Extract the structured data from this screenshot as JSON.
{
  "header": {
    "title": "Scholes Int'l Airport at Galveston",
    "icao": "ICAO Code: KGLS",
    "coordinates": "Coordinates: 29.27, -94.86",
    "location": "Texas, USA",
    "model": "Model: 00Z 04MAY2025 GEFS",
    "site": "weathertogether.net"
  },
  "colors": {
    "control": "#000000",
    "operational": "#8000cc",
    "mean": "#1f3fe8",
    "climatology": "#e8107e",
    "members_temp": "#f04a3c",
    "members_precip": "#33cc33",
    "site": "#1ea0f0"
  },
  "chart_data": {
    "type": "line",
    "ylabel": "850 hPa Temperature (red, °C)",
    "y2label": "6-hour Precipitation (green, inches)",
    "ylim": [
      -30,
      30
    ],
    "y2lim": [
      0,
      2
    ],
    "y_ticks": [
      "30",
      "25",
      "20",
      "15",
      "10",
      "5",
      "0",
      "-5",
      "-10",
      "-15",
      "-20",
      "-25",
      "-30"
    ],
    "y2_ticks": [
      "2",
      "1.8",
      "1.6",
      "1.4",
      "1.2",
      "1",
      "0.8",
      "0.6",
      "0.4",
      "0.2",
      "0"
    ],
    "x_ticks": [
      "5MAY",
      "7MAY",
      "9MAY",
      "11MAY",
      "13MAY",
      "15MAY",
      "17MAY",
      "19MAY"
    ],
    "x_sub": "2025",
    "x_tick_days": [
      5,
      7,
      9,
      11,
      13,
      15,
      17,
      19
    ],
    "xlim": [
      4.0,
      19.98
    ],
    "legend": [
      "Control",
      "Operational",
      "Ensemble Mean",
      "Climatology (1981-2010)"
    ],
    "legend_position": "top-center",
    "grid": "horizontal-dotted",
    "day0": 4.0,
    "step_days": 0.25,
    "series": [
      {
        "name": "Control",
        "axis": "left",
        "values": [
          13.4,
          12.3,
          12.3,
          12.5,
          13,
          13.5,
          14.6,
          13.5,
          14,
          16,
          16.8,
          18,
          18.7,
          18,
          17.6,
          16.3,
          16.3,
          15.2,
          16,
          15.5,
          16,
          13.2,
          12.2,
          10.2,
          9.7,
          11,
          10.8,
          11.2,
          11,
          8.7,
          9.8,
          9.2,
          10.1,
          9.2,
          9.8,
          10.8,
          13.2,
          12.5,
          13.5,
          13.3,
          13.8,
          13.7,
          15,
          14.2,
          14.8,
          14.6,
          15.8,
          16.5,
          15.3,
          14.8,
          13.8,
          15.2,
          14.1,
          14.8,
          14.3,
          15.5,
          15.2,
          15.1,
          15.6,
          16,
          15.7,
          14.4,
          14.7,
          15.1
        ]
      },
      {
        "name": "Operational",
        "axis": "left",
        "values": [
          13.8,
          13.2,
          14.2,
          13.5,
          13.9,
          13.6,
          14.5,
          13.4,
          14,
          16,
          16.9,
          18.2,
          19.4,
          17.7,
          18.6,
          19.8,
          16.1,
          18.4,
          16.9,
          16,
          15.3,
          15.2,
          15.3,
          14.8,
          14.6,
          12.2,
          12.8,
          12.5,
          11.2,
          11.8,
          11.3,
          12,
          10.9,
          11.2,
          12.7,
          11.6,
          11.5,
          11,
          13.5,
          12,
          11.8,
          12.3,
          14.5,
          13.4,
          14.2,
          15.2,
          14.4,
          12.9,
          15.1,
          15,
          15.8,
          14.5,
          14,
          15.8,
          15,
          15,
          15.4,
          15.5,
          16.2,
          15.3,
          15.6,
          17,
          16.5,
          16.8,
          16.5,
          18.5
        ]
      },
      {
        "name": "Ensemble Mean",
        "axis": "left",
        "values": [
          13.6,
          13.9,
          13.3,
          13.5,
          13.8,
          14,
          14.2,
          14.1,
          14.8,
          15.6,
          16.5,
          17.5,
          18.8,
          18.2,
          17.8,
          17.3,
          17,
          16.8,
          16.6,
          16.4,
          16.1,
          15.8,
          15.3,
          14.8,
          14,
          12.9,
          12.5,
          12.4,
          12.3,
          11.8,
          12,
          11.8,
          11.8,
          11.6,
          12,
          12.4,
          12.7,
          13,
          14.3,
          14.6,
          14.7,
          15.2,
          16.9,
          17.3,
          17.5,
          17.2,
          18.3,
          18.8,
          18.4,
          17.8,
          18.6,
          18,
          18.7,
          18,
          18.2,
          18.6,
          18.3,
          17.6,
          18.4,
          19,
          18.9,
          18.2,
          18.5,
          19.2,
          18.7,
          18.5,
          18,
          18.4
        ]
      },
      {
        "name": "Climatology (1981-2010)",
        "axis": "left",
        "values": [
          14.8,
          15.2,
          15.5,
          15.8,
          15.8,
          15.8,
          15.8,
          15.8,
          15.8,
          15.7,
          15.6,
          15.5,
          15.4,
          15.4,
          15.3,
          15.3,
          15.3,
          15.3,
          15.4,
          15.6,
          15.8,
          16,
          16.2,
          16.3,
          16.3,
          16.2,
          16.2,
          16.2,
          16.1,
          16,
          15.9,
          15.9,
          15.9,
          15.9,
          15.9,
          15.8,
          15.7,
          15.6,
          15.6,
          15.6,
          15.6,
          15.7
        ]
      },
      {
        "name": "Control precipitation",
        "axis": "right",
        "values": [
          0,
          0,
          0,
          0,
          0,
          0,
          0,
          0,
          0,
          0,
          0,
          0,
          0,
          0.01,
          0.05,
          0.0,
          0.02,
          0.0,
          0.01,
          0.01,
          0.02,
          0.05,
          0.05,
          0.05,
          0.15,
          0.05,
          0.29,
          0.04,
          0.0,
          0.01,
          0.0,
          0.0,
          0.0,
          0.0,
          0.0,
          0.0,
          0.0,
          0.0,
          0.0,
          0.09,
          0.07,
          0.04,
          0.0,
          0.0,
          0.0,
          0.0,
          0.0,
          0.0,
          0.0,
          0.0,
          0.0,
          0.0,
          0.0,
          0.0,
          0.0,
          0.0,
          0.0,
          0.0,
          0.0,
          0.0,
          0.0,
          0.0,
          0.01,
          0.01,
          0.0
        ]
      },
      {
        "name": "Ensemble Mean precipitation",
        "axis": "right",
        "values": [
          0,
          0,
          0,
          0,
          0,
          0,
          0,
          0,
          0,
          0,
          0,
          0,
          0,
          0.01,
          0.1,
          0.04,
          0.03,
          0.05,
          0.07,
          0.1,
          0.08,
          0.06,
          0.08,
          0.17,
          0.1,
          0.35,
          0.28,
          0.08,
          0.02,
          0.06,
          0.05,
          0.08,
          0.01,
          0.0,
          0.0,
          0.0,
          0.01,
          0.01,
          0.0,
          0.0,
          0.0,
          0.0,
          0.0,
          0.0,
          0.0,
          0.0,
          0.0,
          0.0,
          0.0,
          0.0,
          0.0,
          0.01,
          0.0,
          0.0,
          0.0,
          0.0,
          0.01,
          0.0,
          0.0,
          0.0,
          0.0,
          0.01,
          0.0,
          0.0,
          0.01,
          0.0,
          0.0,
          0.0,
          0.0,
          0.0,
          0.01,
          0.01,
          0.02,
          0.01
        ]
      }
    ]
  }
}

* [GOAL]: Looking at the records above, work out how many lines include the string "name". Give the number and nothing else.

* [EXERCISE RESULT]: 6